→ **Required work**
Reproduce each line of the material exactly, minus any picture.
* Start Data shown *
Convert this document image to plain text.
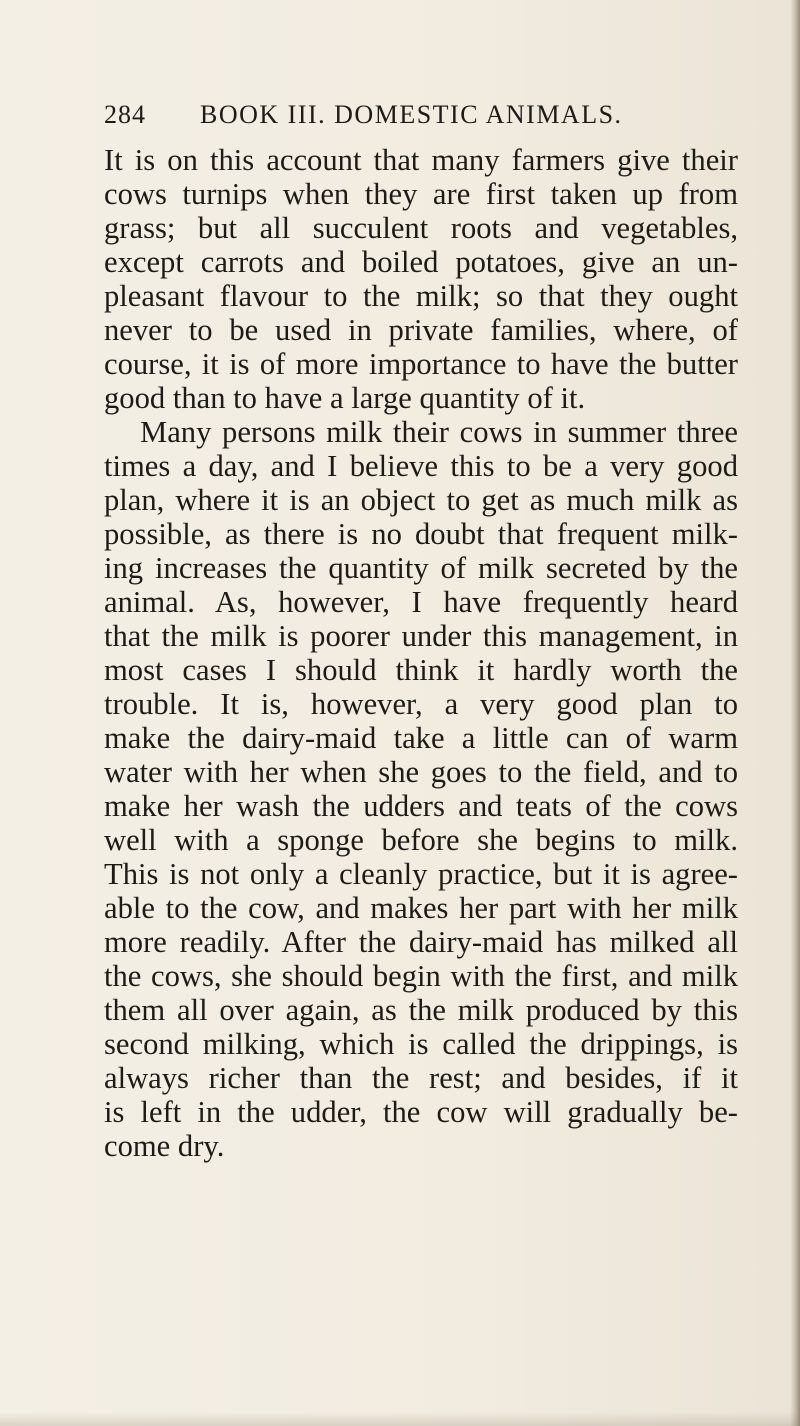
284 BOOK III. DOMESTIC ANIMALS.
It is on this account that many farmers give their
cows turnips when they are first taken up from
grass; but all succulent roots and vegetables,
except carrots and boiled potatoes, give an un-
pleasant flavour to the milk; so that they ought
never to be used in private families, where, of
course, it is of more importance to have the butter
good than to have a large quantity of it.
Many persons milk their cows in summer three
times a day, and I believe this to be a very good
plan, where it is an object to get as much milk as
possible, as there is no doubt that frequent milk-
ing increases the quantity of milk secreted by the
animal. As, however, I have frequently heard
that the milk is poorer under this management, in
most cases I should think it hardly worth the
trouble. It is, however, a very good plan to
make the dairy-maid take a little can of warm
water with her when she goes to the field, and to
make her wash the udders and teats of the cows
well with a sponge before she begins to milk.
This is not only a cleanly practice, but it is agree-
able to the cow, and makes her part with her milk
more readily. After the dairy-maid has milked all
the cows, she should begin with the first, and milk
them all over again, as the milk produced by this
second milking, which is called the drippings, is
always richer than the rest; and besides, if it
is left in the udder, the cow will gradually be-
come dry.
* End Data shown *
→ **Answer to this exercise**
Convert this document image to plain text.
284 BOOK III. DOMESTIC ANIMALS.
It is on this account that many farmers give their
cows turnips when they are first taken up from
grass; but all succulent roots and vegetables,
except carrots and boiled potatoes, give an un-
pleasant flavour to the milk; so that they ought
never to be used in private families, where, of
course, it is of more importance to have the butter
good than to have a large quantity of it.
Many persons milk their cows in summer three
times a day, and I believe this to be a very good
plan, where it is an object to get as much milk as
possible, as there is no doubt that frequent milk-
ing increases the quantity of milk secreted by the
animal. As, however, I have frequently heard
that the milk is poorer under this management, in
most cases I should think it hardly worth the
trouble. It is, however, a very good plan to
make the dairy-maid take a little can of warm
water with her when she goes to the field, and to
make her wash the udders and teats of the cows
well with a sponge before she begins to milk.
This is not only a cleanly practice, but it is agree-
able to the cow, and makes her part with her milk
more readily. After the dairy-maid has milked all
the cows, she should begin with the first, and milk
them all over again, as the milk produced by this
second milking, which is called the drippings, is
always richer than the rest; and besides, if it
is left in the udder, the cow will gradually be-
come dry.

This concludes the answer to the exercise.